[[ SOURCE DATA open ]]

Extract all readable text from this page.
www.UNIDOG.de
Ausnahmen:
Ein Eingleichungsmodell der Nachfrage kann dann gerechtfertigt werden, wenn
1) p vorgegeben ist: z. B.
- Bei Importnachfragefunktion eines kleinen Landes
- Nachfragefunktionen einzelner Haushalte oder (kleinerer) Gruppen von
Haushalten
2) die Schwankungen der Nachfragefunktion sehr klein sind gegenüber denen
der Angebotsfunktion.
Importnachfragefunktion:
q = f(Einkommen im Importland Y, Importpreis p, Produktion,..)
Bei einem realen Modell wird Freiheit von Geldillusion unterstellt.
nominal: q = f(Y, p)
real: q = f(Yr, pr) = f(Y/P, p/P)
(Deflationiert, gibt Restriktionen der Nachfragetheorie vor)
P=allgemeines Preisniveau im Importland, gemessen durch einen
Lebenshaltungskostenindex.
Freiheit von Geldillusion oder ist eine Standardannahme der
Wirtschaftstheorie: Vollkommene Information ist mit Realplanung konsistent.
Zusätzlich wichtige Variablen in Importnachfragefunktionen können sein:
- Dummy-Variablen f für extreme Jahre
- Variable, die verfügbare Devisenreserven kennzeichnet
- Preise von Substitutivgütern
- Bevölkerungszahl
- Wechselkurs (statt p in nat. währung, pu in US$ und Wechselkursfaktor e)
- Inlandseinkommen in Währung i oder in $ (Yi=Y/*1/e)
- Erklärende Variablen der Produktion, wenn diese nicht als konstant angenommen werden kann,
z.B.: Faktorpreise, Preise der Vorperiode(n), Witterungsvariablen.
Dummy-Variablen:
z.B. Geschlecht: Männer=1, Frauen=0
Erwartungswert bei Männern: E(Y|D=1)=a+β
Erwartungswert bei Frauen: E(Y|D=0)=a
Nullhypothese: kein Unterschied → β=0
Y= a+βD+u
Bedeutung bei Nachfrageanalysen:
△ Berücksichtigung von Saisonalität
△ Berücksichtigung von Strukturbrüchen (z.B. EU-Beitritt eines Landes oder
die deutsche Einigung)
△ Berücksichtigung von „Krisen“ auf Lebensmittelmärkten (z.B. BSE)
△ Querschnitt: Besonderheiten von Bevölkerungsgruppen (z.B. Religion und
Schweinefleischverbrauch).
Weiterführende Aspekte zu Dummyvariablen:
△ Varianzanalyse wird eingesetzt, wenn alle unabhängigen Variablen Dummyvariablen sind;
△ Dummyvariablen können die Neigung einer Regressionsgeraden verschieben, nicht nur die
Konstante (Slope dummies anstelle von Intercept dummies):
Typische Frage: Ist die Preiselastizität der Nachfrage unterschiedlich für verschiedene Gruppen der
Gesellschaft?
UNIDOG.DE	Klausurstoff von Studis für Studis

[[ SOURCE DATA closed ]]

## ABOUT THIS EXERCISE
All the entries above must be repeated exactly as they were given.

## YOUR SOLUTION
Extract all readable text from this page.
www.UNIDOG.de
Ausnahmen:
Ein Eingleichungsmodell der Nachfrage kann dann gerechtfertigt werden, wenn
1) p vorgegeben ist: z. B.
- Bei Importnachfragefunktion eines kleinen Landes
- Nachfragefunktionen einzelner Haushalte oder (kleinerer) Gruppen von
Haushalten
2) die Schwankungen der Nachfragefunktion sehr klein sind gegenüber denen
der Angebotsfunktion.
Importnachfragefunktion:
q = f(Einkommen im Importland Y, Importpreis p, Produktion,..)
Bei einem realen Modell wird Freiheit von Geldillusion unterstellt.
nominal: q = f(Y, p)
real: q = f(Yr, pr) = f(Y/P, p/P)
(Deflationiert, gibt Restriktionen der Nachfragetheorie vor)
P=allgemeines Preisniveau im Importland, gemessen durch einen
Lebenshaltungskostenindex.
Freiheit von Geldillusion oder ist eine Standardannahme der
Wirtschaftstheorie: Vollkommene Information ist mit Realplanung konsistent.
Zusätzlich wichtige Variablen in Importnachfragefunktionen können sein:
- Dummy-Variablen f für extreme Jahre
- Variable, die verfügbare Devisenreserven kennzeichnet
- Preise von Substitutivgütern
- Bevölkerungszahl
- Wechselkurs (statt p in nat. währung, pu in US$ und Wechselkursfaktor e)
- Inlandseinkommen in Währung i oder in $ (Yi=Y/*1/e)
- Erklärende Variablen der Produktion, wenn diese nicht als konstant angenommen werden kann,
z.B.: Faktorpreise, Preise der Vorperiode(n), Witterungsvariablen.
Dummy-Variablen:
z.B. Geschlecht: Männer=1, Frauen=0
Erwartungswert bei Männern: E(Y|D=1)=a+β
Erwartungswert bei Frauen: E(Y|D=0)=a
Nullhypothese: kein Unterschied → β=0
Y= a+βD+u
Bedeutung bei Nachfrageanalysen:
△ Berücksichtigung von Saisonalität
△ Berücksichtigung von Strukturbrüchen (z.B. EU-Beitritt eines Landes oder
die deutsche Einigung)
△ Berücksichtigung von „Krisen“ auf Lebensmittelmärkten (z.B. BSE)
△ Querschnitt: Besonderheiten von Bevölkerungsgruppen (z.B. Religion und
Schweinefleischverbrauch).
Weiterführende Aspekte zu Dummyvariablen:
△ Varianzanalyse wird eingesetzt, wenn alle unabhängigen Variablen Dummyvariablen sind;
△ Dummyvariablen können die Neigung einer Regressionsgeraden verschieben, nicht nur die
Konstante (Slope dummies anstelle von Intercept dummies):
Typische Frage: Ist die Preiselastizität der Nachfrage unterschiedlich für verschiedene Gruppen der
Gesellschaft?
UNIDOG.DE	Klausurstoff von Studis für Studis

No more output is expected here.